** Start of Exercise input **

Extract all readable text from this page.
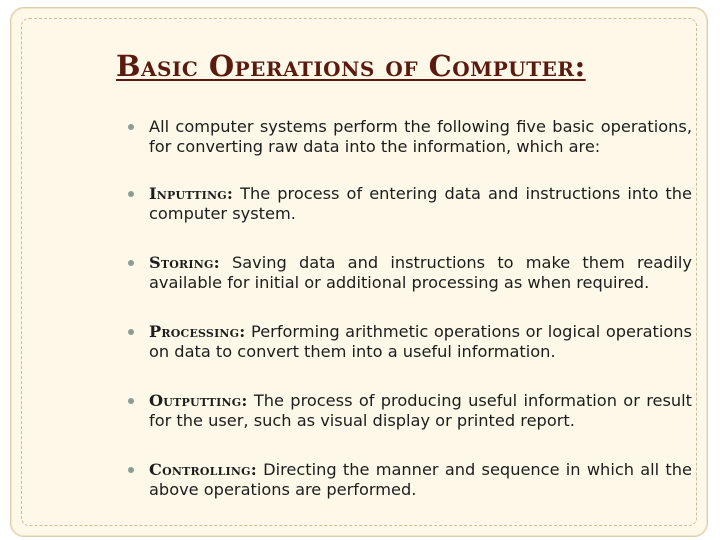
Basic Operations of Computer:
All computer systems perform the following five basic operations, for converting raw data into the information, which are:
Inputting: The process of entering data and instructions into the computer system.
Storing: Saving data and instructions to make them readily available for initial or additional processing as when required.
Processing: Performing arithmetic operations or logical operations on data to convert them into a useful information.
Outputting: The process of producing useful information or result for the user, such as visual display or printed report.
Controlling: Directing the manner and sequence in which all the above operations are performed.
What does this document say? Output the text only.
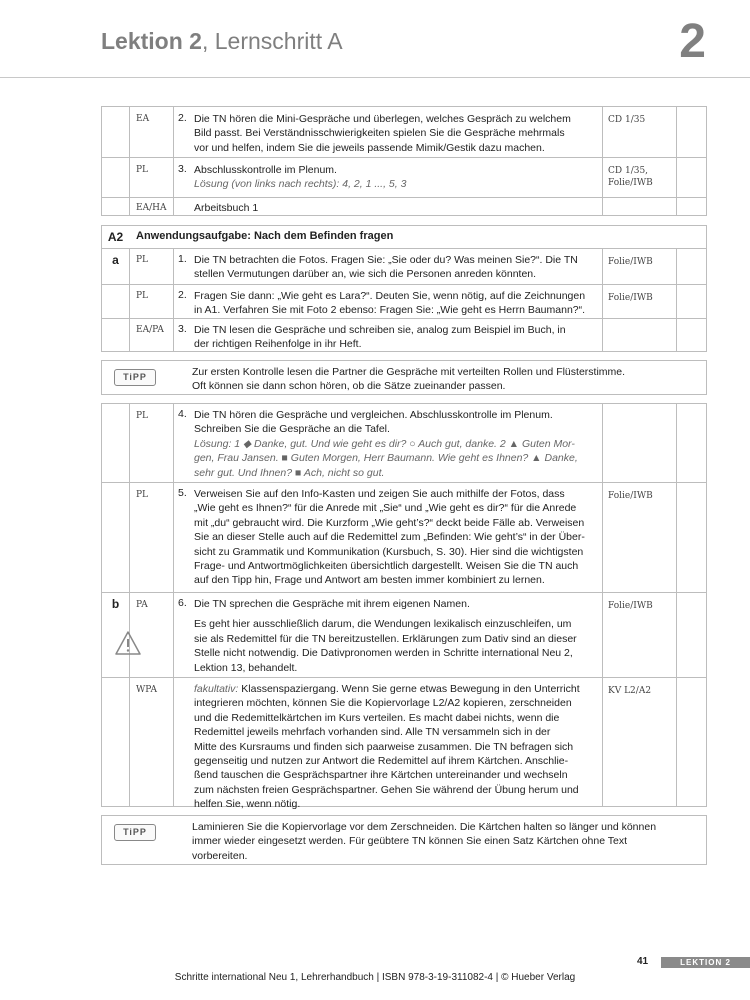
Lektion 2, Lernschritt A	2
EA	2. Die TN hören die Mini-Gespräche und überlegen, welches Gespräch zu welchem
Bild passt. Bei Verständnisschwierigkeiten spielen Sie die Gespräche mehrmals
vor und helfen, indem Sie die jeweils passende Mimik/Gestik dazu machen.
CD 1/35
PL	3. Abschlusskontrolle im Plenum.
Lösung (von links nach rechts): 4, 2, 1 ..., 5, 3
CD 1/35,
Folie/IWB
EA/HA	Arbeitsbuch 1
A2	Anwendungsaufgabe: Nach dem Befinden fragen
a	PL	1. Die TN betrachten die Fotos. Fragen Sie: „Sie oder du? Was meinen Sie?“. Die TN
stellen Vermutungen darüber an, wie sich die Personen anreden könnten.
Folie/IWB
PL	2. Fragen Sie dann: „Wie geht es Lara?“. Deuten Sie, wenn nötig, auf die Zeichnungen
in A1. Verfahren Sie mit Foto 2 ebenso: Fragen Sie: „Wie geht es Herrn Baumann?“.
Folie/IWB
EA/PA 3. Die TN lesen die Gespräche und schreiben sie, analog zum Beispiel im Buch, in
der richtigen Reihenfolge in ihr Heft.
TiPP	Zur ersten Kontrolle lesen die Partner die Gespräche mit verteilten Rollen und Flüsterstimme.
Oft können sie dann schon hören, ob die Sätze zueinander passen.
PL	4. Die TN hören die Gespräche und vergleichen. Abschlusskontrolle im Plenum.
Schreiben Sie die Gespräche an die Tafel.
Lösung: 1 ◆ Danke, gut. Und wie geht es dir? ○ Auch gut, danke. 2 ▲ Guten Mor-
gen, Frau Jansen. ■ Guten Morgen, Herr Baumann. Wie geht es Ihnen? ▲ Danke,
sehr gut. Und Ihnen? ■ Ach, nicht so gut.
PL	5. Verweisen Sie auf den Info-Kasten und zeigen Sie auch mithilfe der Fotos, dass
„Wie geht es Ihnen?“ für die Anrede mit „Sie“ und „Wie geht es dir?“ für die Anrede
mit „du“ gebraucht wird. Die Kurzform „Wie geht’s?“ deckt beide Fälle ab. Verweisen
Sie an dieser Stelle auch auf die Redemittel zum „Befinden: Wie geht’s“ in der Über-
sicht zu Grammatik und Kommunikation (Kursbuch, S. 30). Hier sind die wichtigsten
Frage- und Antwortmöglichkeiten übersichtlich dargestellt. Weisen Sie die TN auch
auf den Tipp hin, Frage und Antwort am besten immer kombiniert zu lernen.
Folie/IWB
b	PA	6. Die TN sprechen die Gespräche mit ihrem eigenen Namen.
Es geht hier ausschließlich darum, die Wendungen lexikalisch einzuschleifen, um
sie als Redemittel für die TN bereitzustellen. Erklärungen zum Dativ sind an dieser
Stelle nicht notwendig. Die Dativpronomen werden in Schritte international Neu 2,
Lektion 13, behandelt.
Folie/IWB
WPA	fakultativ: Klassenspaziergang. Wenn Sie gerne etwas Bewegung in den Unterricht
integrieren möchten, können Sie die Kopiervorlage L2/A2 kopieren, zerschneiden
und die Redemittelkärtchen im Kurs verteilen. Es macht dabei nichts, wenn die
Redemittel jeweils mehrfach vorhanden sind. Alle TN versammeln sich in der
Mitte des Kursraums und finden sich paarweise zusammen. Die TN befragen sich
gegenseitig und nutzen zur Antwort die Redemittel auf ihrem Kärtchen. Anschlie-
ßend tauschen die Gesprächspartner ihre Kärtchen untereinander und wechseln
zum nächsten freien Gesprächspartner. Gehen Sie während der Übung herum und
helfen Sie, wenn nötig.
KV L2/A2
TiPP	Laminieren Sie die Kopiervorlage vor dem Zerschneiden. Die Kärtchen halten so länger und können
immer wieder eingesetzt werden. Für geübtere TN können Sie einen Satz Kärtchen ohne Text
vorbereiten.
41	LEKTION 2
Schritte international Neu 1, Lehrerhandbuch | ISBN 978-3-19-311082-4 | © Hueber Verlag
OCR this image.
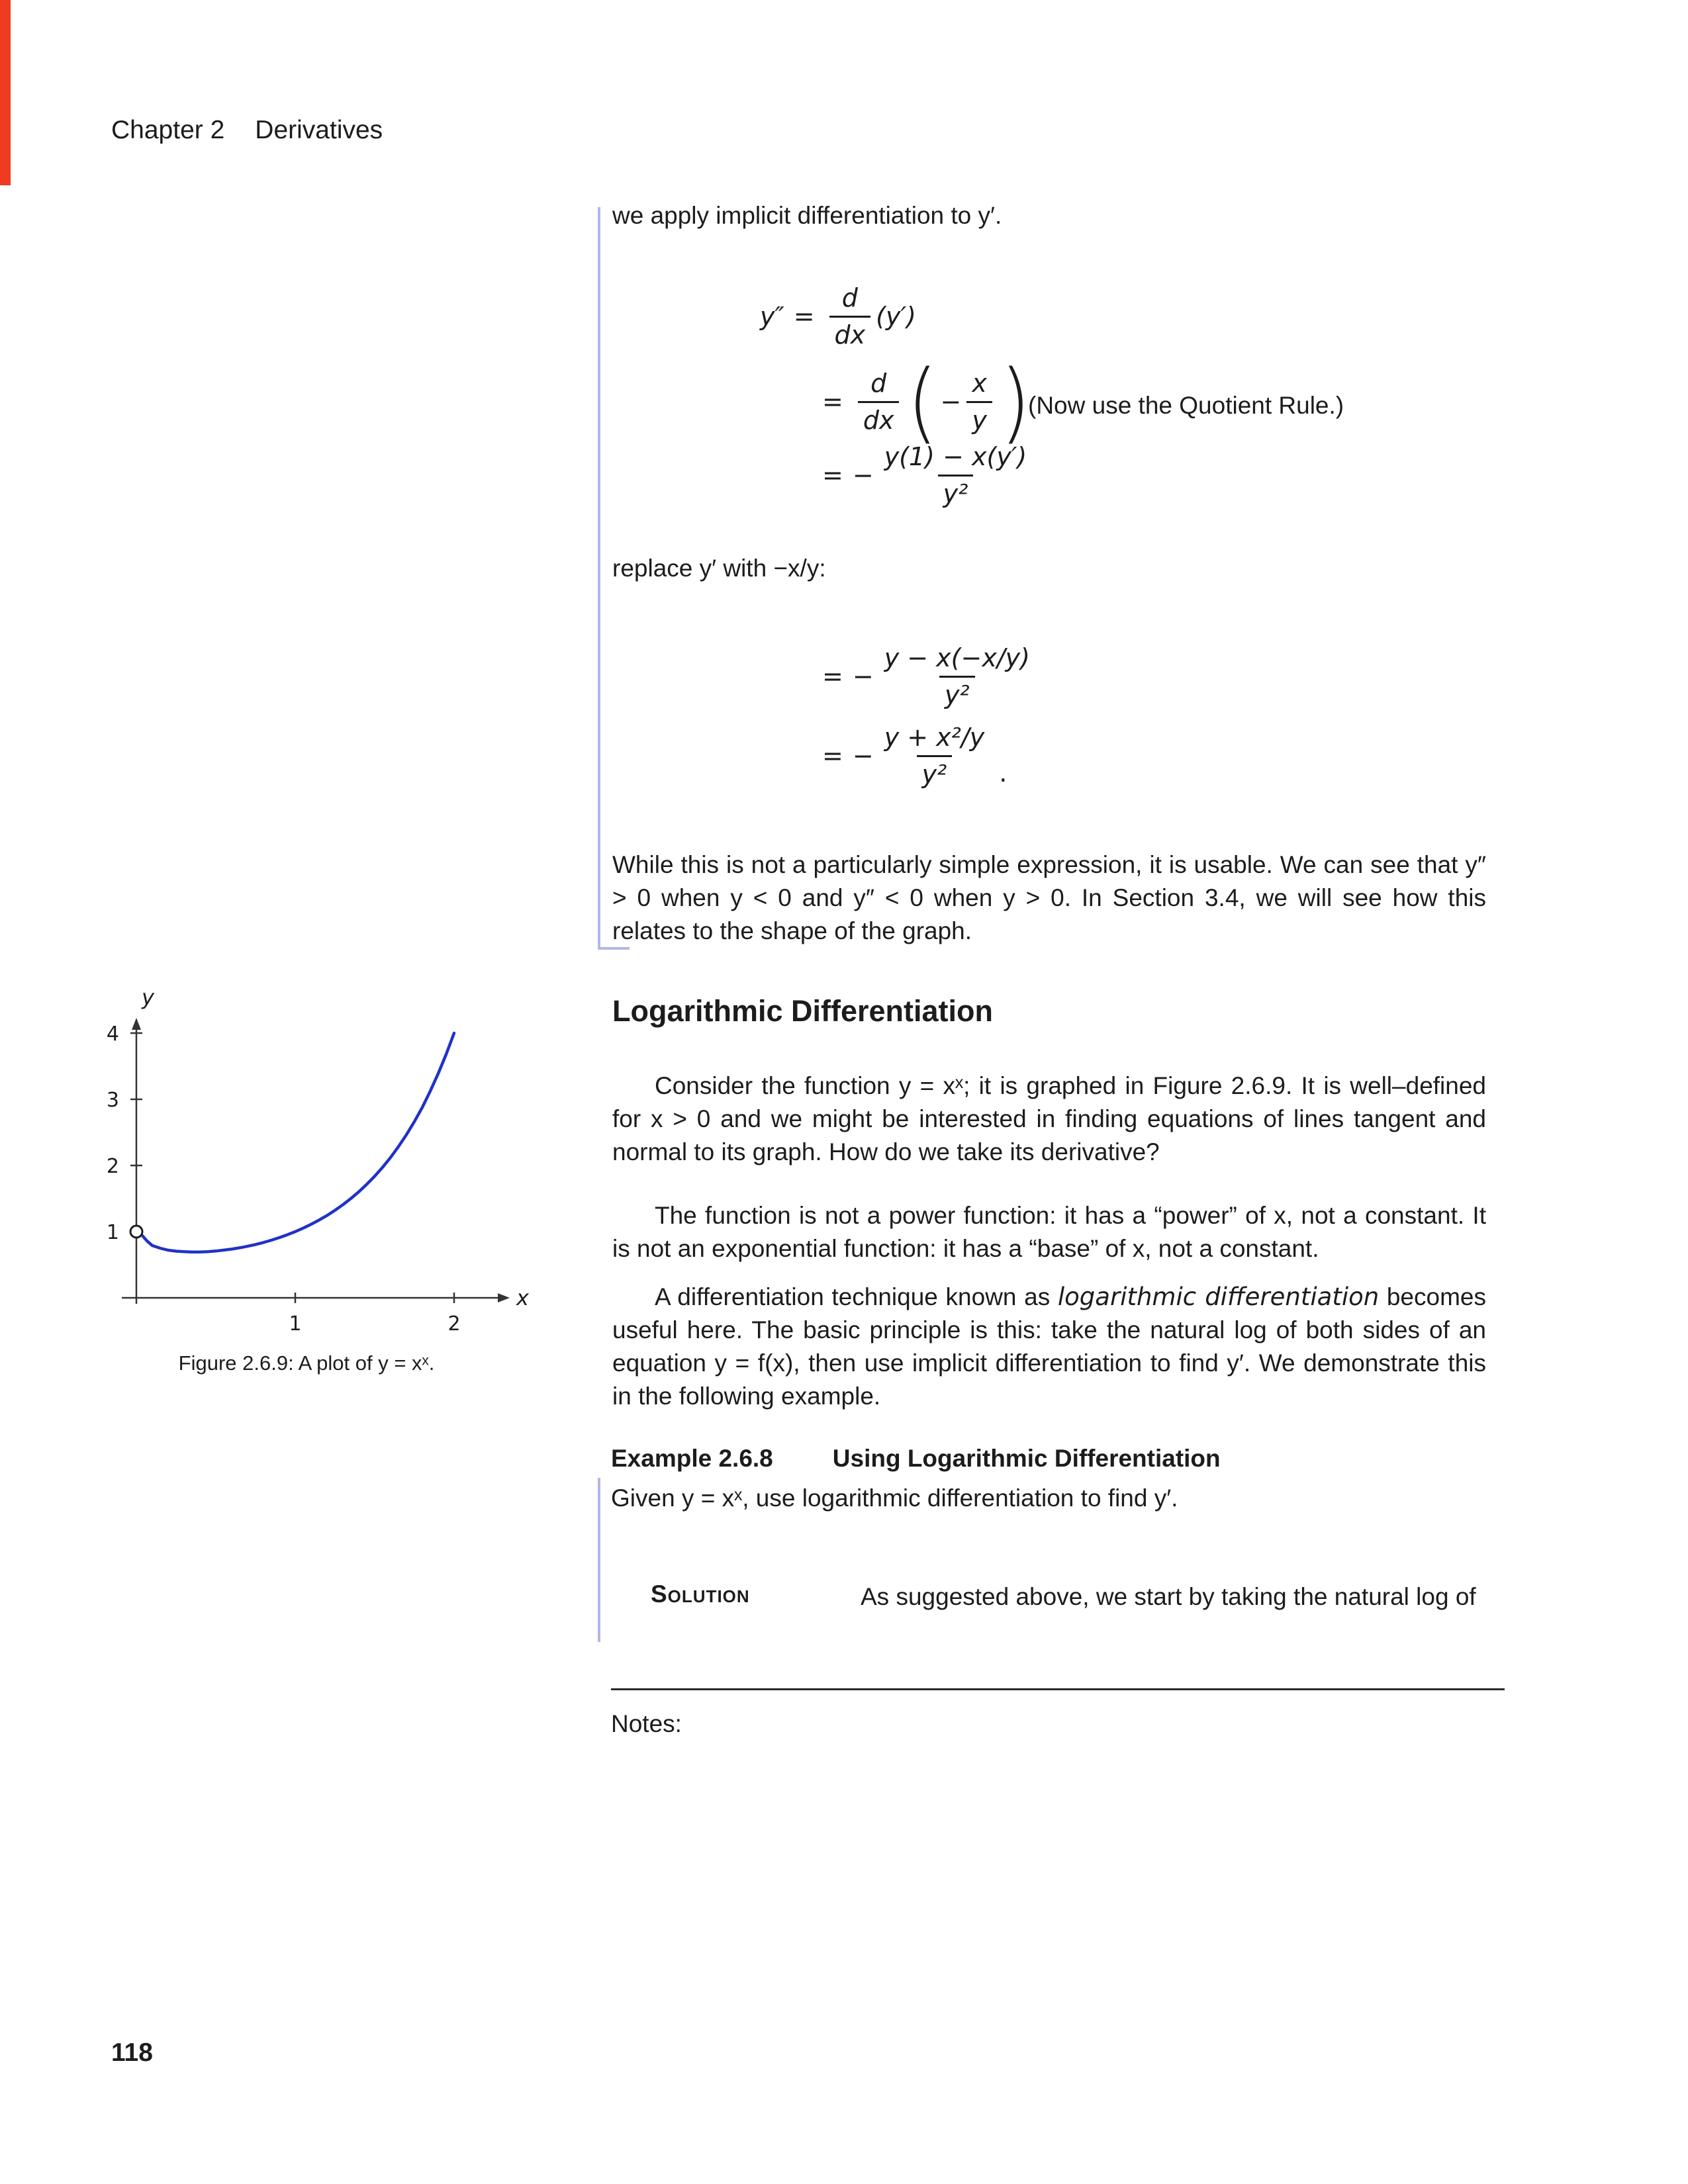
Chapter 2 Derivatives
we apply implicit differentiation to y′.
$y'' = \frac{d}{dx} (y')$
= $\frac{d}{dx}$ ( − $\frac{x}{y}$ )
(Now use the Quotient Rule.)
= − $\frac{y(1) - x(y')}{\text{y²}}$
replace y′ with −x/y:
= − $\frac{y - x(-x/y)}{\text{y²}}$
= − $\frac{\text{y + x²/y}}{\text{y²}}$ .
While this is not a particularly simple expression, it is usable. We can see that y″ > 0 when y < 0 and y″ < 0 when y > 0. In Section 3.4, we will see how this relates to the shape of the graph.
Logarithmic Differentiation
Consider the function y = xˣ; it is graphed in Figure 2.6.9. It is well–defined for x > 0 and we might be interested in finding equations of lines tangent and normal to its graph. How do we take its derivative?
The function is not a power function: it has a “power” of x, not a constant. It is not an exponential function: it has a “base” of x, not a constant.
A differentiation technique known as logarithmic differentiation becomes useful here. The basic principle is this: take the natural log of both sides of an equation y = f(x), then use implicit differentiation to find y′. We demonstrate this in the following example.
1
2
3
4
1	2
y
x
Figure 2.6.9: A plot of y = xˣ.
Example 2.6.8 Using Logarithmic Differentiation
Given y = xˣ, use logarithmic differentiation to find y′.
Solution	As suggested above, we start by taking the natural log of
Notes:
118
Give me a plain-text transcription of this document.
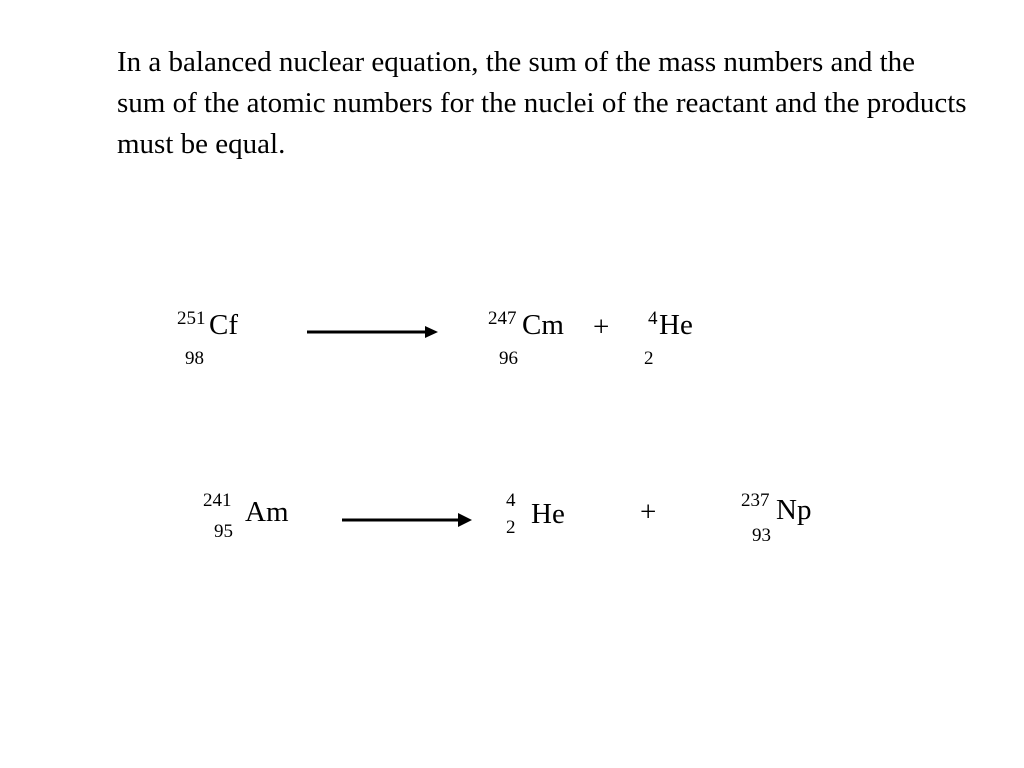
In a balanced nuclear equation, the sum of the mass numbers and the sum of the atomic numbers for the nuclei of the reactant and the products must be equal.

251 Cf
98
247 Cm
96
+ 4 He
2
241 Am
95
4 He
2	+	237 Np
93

** End of Exercise input **

_Stated exercise_. Restate the data above word for word. Skip every picture.

_Finished answer_.
Extract all readable text from this page.
Basic Operations of Computer:
All computer systems perform the following five basic operations, for converting raw data into the information, which are:
Inputting: The process of entering data and instructions into the computer system.
Storing: Saving data and instructions to make them readily available for initial or additional processing as when required.
Processing: Performing arithmetic operations or logical operations on data to convert them into a useful information.
Outputting: The process of producing useful information or result for the user, such as visual display or printed report.
Controlling: Directing the manner and sequence in which all the above operations are performed.
What does this document say? Output the text only.
Lektion 2, Lernschritt A	2
EA	2. Die TN hören die Mini-Gespräche und überlegen, welches Gespräch zu welchem
Bild passt. Bei Verständnisschwierigkeiten spielen Sie die Gespräche mehrmals
vor und helfen, indem Sie die jeweils passende Mimik/Gestik dazu machen.
CD 1/35
PL	3. Abschlusskontrolle im Plenum.
Lösung (von links nach rechts): 4, 2, 1 ..., 5, 3
CD 1/35,
Folie/IWB
EA/HA	Arbeitsbuch 1
A2	Anwendungsaufgabe: Nach dem Befinden fragen
a	PL	1. Die TN betrachten die Fotos. Fragen Sie: „Sie oder du? Was meinen Sie?“. Die TN
stellen Vermutungen darüber an, wie sich die Personen anreden könnten.
Folie/IWB
PL	2. Fragen Sie dann: „Wie geht es Lara?“. Deuten Sie, wenn nötig, auf die Zeichnungen
in A1. Verfahren Sie mit Foto 2 ebenso: Fragen Sie: „Wie geht es Herrn Baumann?“.
Folie/IWB
EA/PA 3. Die TN lesen die Gespräche und schreiben sie, analog zum Beispiel im Buch, in
der richtigen Reihenfolge in ihr Heft.
TiPP	Zur ersten Kontrolle lesen die Partner die Gespräche mit verteilten Rollen und Flüsterstimme.
Oft können sie dann schon hören, ob die Sätze zueinander passen.
PL	4. Die TN hören die Gespräche und vergleichen. Abschlusskontrolle im Plenum.
Schreiben Sie die Gespräche an die Tafel.
Lösung: 1 ◆ Danke, gut. Und wie geht es dir? ○ Auch gut, danke. 2 ▲ Guten Mor-
gen, Frau Jansen. ■ Guten Morgen, Herr Baumann. Wie geht es Ihnen? ▲ Danke,
sehr gut. Und Ihnen? ■ Ach, nicht so gut.
PL	5. Verweisen Sie auf den Info-Kasten und zeigen Sie auch mithilfe der Fotos, dass
„Wie geht es Ihnen?“ für die Anrede mit „Sie“ und „Wie geht es dir?“ für die Anrede
mit „du“ gebraucht wird. Die Kurzform „Wie geht’s?“ deckt beide Fälle ab. Verweisen
Sie an dieser Stelle auch auf die Redemittel zum „Befinden: Wie geht’s“ in der Über-
sicht zu Grammatik und Kommunikation (Kursbuch, S. 30). Hier sind die wichtigsten
Frage- und Antwortmöglichkeiten übersichtlich dargestellt. Weisen Sie die TN auch
auf den Tipp hin, Frage und Antwort am besten immer kombiniert zu lernen.
Folie/IWB
b	PA	6. Die TN sprechen die Gespräche mit ihrem eigenen Namen.
Es geht hier ausschließlich darum, die Wendungen lexikalisch einzuschleifen, um
sie als Redemittel für die TN bereitzustellen. Erklärungen zum Dativ sind an dieser
Stelle nicht notwendig. Die Dativpronomen werden in Schritte international Neu 2,
Lektion 13, behandelt.
Folie/IWB
WPA	fakultativ: Klassenspaziergang. Wenn Sie gerne etwas Bewegung in den Unterricht
integrieren möchten, können Sie die Kopiervorlage L2/A2 kopieren, zerschneiden
und die Redemittelkärtchen im Kurs verteilen. Es macht dabei nichts, wenn die
Redemittel jeweils mehrfach vorhanden sind. Alle TN versammeln sich in der
Mitte des Kursraums und finden sich paarweise zusammen. Die TN befragen sich
gegenseitig und nutzen zur Antwort die Redemittel auf ihrem Kärtchen. Anschlie-
ßend tauschen die Gesprächspartner ihre Kärtchen untereinander und wechseln
zum nächsten freien Gesprächspartner. Gehen Sie während der Übung herum und
helfen Sie, wenn nötig.
KV L2/A2
TiPP	Laminieren Sie die Kopiervorlage vor dem Zerschneiden. Die Kärtchen halten so länger und können
immer wieder eingesetzt werden. Für geübtere TN können Sie einen Satz Kärtchen ohne Text
vorbereiten.
41	LEKTION 2
Schritte international Neu 1, Lehrerhandbuch | ISBN 978-3-19-311082-4 | © Hueber Verlag
OCR this image.
Chapter 2 Derivatives
we apply implicit differentiation to y′.
$y'' = \frac{d}{dx} (y')$
= $\frac{d}{dx}$ ( − $\frac{x}{y}$ )
(Now use the Quotient Rule.)
= − $\frac{y(1) - x(y')}{\text{y²}}$
replace y′ with −x/y:
= − $\frac{y - x(-x/y)}{\text{y²}}$
= − $\frac{\text{y + x²/y}}{\text{y²}}$ .
While this is not a particularly simple expression, it is usable. We can see that y″ > 0 when y < 0 and y″ < 0 when y > 0. In Section 3.4, we will see how this relates to the shape of the graph.
Logarithmic Differentiation
Consider the function y = xˣ; it is graphed in Figure 2.6.9. It is well–defined for x > 0 and we might be interested in finding equations of lines tangent and normal to its graph. How do we take its derivative?
The function is not a power function: it has a “power” of x, not a constant. It is not an exponential function: it has a “base” of x, not a constant.
A differentiation technique known as logarithmic differentiation becomes useful here. The basic principle is this: take the natural log of both sides of an equation y = f(x), then use implicit differentiation to find y′. We demonstrate this in the following example.
1
2
3
4
1	2
y
x
Figure 2.6.9: A plot of y = xˣ.
Example 2.6.8 Using Logarithmic Differentiation
Given y = xˣ, use logarithmic differentiation to find y′.
Solution	As suggested above, we start by taking the natural log of
Notes:
118
Give me a plain-text transcription of this document.
In a balanced nuclear equation, the sum of the mass numbers and the sum of the atomic numbers for the nuclei of the reactant and the products must be equal.

251 Cf
98
247 Cm
96
+ 4 He
2
241 Am
95
4 He
2	+	237 Np
93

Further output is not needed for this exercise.